**TASK:** From the listing below, pull out the lines that hold "content".

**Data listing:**
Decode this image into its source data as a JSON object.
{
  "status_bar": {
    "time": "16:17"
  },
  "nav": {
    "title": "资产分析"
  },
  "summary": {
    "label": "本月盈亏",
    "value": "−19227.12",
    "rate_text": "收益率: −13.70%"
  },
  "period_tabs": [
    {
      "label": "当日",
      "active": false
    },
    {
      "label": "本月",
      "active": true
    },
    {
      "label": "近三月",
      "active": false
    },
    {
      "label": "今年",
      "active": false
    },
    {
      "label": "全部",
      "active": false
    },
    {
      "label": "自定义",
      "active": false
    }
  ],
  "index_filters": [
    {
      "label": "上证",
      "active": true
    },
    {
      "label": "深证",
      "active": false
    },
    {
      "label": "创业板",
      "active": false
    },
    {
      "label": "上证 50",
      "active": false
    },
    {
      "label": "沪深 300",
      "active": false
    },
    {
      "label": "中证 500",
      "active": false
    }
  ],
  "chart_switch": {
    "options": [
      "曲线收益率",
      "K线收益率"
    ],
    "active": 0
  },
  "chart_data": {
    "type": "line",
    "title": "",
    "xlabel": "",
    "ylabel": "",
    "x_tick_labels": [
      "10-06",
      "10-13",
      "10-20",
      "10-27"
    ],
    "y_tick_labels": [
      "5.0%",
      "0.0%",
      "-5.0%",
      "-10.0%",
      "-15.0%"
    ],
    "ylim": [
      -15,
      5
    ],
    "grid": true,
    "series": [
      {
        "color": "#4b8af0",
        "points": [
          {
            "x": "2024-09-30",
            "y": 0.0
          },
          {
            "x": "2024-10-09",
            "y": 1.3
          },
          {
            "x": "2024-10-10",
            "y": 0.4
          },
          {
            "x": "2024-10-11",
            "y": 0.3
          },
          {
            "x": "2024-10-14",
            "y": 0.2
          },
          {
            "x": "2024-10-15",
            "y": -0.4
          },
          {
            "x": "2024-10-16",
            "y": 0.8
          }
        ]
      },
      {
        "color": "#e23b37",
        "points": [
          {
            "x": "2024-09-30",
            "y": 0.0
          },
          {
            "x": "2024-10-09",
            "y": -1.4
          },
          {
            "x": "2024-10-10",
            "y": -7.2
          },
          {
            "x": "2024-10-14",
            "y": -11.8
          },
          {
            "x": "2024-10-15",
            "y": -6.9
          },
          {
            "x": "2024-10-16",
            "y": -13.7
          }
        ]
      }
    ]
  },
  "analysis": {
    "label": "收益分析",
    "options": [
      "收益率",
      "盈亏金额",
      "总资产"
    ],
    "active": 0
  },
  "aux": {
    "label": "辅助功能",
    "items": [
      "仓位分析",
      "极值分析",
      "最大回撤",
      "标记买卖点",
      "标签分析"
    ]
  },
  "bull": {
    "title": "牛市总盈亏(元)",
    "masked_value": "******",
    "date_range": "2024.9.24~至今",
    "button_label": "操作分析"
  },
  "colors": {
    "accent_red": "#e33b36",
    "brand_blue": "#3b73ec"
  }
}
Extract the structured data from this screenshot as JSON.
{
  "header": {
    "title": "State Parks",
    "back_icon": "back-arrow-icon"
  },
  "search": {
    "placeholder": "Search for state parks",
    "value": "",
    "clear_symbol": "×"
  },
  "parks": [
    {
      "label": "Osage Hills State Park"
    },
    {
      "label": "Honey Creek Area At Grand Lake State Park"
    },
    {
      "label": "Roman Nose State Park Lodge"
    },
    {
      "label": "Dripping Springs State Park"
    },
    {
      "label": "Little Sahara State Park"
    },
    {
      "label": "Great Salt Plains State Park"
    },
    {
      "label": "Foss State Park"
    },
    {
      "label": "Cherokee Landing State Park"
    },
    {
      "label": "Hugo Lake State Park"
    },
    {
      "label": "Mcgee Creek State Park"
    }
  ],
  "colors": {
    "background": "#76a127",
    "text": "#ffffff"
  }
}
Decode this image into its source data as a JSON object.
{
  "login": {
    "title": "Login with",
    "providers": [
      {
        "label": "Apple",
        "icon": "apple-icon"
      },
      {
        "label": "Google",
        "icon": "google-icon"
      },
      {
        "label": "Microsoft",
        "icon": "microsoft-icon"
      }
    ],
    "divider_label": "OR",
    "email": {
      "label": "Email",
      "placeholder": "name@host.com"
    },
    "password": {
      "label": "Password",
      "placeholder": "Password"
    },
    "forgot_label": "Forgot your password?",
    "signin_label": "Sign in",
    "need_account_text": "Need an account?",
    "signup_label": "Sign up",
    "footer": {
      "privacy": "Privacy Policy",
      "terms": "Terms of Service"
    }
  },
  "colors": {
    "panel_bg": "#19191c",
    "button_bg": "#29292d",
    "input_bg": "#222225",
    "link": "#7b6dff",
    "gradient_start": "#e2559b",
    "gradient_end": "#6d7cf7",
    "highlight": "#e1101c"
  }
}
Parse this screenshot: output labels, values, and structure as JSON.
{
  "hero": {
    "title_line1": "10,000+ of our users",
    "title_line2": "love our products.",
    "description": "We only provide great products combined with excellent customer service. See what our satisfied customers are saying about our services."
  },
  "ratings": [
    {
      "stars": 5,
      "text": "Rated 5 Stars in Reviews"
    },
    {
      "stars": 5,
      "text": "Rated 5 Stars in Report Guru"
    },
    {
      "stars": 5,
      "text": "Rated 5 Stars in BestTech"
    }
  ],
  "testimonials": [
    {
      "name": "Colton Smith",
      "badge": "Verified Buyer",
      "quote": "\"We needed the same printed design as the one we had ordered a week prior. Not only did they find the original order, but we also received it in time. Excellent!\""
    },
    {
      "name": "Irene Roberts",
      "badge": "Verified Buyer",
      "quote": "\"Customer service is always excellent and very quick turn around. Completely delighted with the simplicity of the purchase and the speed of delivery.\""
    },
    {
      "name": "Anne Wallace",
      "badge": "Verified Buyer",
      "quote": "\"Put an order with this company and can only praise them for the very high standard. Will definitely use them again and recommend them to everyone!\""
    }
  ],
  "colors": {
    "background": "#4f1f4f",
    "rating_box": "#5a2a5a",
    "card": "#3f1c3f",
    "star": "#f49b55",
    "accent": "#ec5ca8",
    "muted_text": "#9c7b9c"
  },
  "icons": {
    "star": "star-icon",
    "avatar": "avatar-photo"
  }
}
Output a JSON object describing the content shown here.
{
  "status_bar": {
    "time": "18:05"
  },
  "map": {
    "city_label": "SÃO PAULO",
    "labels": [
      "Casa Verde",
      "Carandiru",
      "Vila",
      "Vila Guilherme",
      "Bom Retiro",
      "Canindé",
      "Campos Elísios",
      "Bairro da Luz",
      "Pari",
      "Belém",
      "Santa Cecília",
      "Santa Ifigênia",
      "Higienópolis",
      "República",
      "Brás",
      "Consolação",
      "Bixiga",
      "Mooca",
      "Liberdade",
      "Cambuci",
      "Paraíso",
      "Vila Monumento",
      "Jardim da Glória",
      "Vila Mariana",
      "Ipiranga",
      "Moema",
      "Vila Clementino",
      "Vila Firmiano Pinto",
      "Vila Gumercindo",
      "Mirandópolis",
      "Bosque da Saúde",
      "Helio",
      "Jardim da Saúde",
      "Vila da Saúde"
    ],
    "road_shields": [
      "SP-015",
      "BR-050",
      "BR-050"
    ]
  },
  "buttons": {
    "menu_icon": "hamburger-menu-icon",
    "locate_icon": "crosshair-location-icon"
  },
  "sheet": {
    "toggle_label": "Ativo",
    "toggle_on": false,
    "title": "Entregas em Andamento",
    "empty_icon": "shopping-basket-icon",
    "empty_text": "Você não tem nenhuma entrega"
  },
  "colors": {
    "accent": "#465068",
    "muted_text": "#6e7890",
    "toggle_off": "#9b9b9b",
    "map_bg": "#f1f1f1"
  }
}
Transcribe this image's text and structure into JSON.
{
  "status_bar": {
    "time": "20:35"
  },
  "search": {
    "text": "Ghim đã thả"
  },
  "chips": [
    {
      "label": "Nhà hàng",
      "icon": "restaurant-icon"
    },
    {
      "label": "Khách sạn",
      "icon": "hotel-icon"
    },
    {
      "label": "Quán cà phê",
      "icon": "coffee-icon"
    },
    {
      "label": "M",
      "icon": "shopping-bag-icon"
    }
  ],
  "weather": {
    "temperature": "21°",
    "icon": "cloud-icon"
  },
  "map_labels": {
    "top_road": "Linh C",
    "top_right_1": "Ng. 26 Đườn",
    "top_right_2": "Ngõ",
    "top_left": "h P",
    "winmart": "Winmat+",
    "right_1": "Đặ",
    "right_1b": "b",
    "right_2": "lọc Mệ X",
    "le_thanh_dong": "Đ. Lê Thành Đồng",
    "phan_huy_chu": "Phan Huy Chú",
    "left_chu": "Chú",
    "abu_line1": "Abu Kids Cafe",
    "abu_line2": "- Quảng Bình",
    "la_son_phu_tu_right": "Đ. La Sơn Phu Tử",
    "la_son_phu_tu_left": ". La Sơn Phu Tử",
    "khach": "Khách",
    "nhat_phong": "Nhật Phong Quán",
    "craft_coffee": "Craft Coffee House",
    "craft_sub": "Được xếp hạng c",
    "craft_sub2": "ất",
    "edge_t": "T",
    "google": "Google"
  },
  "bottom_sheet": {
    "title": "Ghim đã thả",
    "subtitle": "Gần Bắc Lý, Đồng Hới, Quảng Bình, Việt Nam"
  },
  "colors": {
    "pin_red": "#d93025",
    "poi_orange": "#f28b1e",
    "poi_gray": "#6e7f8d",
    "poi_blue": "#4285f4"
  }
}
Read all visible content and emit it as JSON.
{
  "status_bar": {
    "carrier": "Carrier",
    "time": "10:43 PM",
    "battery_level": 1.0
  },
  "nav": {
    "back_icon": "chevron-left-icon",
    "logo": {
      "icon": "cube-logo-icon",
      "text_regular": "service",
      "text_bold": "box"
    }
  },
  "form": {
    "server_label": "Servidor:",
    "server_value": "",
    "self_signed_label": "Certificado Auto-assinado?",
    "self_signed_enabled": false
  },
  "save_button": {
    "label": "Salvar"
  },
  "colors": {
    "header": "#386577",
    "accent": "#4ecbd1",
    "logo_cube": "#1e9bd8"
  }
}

**ANSWER TO THIS PROBLEM:**
Output a JSON object describing the content shown here.
Read all visible content and emit it as JSON.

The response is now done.